BEGIN Selected excerpt

Understandably labels that highlight Dhoni’s chutzpah and luck have multiplied with the ‘destiny’s child’ reference doing the rounds. However, it would be a fallacy to link the Indian skipper’s success rate in backs-to-the-wall scenarios to an intangible like good fortune.

Dhoni is no mere slogger, who blasts the ball into the orbit. He is a smart batsman endowed with a shrewd brain, the ability to think on his feet and the added strength in his arms, that transfers power into his marauding bat, is a welcome bonus. The ability to think clearly, even when the situation demands a copious outflow of sweat and twitching nerves, is a hallmark that defines Dhoni. Add to it his mammoth self-esteem and you have a player, who like Moses, can part the seas.

The ‘Best Finisher’ tag now sits easy on him and it is a legacy that had the likes of Javed Miandad and Michael Bevan as its initial purveyors.

A strong self-belief, the kind that Dhoni professes, isn’t something that is strange to Indian cricket. Remember Kapil Dev’s four consecutive sixes off Eddie Hemmings to avoid the follow-on while number 11 Narendra Hirwani watched in a Lord’s Test against England in 1990? Or his unbeaten 175 against Zimbabwe in the 1983 World Cup? Or Sachin Tendulkar’s ‘Desert Storm’ knocks against Australia at Sharjah in 1998? Or closer to the present times, Virat Kohli’s assault on the Sri Lankans in a mammoth chase at Hobart?

Be it the past or the present, we do have instances of spell-binding brilliance that makes a mockery of unnerving circumstances. But where Dhoni scores over the rest is in his ability to repeatedly dish out champagne-popping performances. Kohli though has the talent and time to further embellish his credentials.

Be it for India or for the Chennai Super Kings in the Indian Premier League, Dhoni has shown that he knows the precise time to slot the fifth gear and leave the rivals panting on the highway to doom. An enormous trust in his own skill-sets does help Dhoni make those gut-level decisions, which can flummox critics, but in the end, he does emerge the winner. His self-elevation over an in-form Yuvraj Singh in the World Cup final against Sri Lanka at Mumbai in April 2011, was seen as a foolish move. But by the time he hoisted Nuwan Kulasekara for that winning six, he had won over more fans than can be imagined.

Like all fine finishers, Dhoni’s innings template is initially mounted on a flurry of singles and twos interspersed with that crunching blow for the maximum yield and when the contest reaches its tipping point, he reverts to his free-flowing explosive ways with which he first caught the eye. With the bottom-hand playing a decisive role allied with amazingly flexible wrists, Dhoni can dig out yorkers or carve his inimitable helicopter six. Along the way, he stitches key partnerships and also encourages the tail to last.

END Selected excerpt
BEGIN Supplied records

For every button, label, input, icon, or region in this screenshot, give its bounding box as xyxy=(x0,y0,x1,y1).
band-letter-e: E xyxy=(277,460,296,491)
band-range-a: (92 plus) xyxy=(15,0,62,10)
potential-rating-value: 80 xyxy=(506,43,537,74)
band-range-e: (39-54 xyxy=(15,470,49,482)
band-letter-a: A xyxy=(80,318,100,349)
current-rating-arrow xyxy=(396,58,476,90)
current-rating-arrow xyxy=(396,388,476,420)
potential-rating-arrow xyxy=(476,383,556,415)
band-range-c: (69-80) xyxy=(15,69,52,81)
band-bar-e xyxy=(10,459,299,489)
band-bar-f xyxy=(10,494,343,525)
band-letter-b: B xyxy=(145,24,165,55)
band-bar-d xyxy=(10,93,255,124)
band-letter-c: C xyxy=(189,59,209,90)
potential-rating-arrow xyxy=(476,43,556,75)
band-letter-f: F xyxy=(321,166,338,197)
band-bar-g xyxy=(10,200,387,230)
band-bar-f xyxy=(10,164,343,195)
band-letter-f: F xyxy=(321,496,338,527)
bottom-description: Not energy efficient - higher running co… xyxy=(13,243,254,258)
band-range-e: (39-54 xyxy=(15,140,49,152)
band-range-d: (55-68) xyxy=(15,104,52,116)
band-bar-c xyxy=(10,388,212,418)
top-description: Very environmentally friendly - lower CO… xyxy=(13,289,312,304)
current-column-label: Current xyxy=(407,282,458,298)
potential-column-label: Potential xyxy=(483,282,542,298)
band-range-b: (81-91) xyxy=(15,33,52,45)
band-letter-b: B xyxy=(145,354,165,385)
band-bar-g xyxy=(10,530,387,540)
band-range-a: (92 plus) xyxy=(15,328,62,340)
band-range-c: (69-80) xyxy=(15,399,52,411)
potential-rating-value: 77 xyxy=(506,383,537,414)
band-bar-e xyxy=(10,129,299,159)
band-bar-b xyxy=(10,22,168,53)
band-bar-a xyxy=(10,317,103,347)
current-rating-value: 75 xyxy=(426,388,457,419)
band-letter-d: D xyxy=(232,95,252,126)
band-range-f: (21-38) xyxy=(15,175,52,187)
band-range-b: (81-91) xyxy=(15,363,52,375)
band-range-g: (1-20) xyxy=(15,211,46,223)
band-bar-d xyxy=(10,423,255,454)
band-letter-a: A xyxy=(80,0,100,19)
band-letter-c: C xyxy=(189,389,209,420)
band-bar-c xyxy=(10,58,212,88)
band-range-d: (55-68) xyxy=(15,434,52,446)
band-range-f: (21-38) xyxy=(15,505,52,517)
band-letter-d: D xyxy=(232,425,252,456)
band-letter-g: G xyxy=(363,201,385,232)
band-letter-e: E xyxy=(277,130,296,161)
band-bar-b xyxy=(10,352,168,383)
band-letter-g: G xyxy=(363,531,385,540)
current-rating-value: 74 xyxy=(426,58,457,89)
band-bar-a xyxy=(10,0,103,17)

END Supplied records

- [Parts of the exercise]:
[a] Answer these from the article on Dhoni:
(i) Which two players does it name as the initial purveyors of the "Best Finisher" legacy?
(ii) Against which team did Kapil Dev make his unbeaten 175 in the 1983 World Cup?
(iii) Off which bowler did Dhoni hit the winning six in the 2011 World Cup final?
[b] Carry on the article on Dhoni from its final sentence.

- [Results in order]:
[a]
(i) Javed Miandad and Michael Bevan
(ii) Zimbabwe
(iii) Nuwan Kulasekara

[b]
Champions have this ability to stay in the present. Dhoni has that trait as he breaks down big targets into smaller milestones and goes about his job. Being grounded and not letting victories and defeat affect his composure also helps him stay afresh. For all the hype churned up by marketing moghuls and hysterics by commentators and shrill television anchors, cricket is just a game and the man from Ranchi recognises that.

On April 2, 2011 when India erupted with joy after Dhoni lifted the World Cup, a friend of his, who spent a large chunk of that epochal night conversing with the skipper, said: “He was remarkably composed. He was happy but he never went over-the-top. To be so calm at all times is a remarkable achievement.” Even when India plumbed the depths in England and Australia, Dhoni never lost his equanimity.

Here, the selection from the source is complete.